"""

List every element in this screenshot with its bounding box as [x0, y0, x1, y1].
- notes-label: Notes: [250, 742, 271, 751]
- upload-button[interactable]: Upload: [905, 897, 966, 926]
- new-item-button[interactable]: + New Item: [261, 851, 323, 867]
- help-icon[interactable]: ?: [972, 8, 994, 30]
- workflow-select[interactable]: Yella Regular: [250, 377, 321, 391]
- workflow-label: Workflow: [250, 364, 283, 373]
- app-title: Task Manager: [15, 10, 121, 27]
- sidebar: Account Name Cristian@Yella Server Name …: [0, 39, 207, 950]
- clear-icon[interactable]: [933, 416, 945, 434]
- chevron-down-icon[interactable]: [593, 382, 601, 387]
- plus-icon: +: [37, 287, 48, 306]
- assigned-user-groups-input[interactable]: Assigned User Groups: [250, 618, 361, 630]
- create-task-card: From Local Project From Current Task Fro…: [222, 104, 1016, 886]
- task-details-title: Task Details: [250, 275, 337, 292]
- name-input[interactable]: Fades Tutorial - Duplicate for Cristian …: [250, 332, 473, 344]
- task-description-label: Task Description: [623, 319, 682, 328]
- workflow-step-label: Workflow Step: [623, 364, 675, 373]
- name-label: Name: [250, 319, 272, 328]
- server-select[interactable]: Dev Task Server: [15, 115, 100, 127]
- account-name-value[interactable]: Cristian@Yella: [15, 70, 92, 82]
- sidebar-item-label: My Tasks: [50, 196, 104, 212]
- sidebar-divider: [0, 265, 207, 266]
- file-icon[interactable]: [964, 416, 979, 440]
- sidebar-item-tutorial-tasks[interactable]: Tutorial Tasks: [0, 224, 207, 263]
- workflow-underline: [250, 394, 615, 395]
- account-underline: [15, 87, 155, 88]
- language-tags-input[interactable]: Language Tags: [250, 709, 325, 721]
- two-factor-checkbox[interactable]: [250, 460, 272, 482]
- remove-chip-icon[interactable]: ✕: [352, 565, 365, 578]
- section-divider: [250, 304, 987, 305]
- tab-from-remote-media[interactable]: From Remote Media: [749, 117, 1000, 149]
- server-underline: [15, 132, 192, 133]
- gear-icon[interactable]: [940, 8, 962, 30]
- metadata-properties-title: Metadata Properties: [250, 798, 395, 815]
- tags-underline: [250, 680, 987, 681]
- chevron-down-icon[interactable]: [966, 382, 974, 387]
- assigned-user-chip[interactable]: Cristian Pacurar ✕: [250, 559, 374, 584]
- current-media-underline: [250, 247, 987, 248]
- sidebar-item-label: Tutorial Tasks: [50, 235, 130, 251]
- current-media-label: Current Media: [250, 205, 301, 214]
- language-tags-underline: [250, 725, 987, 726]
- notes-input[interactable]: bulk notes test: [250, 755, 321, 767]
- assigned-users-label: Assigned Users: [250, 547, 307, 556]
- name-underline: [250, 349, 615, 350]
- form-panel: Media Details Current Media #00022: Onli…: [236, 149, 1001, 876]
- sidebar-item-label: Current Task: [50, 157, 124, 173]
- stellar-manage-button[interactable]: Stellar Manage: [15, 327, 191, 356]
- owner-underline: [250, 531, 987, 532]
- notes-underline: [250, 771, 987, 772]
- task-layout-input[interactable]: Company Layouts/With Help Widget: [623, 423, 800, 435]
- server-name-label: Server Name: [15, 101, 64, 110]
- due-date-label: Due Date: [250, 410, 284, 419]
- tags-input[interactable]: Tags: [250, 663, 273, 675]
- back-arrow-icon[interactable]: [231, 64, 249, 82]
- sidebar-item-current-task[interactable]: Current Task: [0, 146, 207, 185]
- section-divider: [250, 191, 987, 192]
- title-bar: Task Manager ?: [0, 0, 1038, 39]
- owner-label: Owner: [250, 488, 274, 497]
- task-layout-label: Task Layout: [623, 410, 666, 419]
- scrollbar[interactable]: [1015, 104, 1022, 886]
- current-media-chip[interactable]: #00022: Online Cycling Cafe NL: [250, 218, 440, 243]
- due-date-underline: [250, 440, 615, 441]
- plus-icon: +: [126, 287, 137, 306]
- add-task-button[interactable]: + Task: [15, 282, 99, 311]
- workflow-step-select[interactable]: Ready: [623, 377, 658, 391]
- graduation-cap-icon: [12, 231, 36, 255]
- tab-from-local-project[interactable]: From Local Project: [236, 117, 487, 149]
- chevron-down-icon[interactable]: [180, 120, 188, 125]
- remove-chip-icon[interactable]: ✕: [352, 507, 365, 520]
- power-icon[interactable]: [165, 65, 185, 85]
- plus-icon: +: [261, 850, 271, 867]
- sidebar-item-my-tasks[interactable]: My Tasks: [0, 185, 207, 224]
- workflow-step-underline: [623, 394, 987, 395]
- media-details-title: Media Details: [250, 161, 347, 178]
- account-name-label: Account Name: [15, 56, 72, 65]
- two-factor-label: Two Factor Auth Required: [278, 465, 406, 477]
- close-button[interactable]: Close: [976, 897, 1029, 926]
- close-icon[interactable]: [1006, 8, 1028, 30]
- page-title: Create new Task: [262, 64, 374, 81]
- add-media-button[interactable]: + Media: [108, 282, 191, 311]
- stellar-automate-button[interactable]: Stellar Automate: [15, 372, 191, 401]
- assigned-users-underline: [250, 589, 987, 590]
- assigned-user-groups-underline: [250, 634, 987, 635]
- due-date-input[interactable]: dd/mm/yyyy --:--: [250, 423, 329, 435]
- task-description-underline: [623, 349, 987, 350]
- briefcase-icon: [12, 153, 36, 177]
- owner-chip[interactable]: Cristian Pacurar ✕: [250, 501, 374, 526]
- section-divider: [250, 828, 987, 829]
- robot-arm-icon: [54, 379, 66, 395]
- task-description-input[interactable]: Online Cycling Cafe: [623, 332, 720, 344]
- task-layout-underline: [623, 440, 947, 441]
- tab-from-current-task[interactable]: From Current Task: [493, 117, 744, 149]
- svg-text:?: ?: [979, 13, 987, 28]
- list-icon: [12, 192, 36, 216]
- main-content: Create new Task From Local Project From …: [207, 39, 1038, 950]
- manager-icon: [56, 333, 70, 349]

"""

Problem statement: Update the rows from the start down through the line containing "- task-details-title: Task", replacing "Task Manager" with "Project Tracker" and leaving everything else as it is.

Completed task:
List every element in this screenshot with its bounding box as [x0, y0, x1, y1].
- notes-label: Notes: [250, 742, 271, 751]
- upload-button[interactable]: Upload: [905, 897, 966, 926]
- new-item-button[interactable]: + New Item: [261, 851, 323, 867]
- help-icon[interactable]: ?: [972, 8, 994, 30]
- workflow-select[interactable]: Yella Regular: [250, 377, 321, 391]
- workflow-label: Workflow: [250, 364, 283, 373]
- app-title: Project Tracker: [15, 10, 121, 27]
- sidebar: Account Name Cristian@Yella Server Name …: [0, 39, 207, 950]
- clear-icon[interactable]: [933, 416, 945, 434]
- chevron-down-icon[interactable]: [593, 382, 601, 387]
- plus-icon: +: [37, 287, 48, 306]
- assigned-user-groups-input[interactable]: Assigned User Groups: [250, 618, 361, 630]
- create-task-card: From Local Project From Current Task Fro…: [222, 104, 1016, 886]
- task-details-title: Task Details: [250, 275, 337, 292]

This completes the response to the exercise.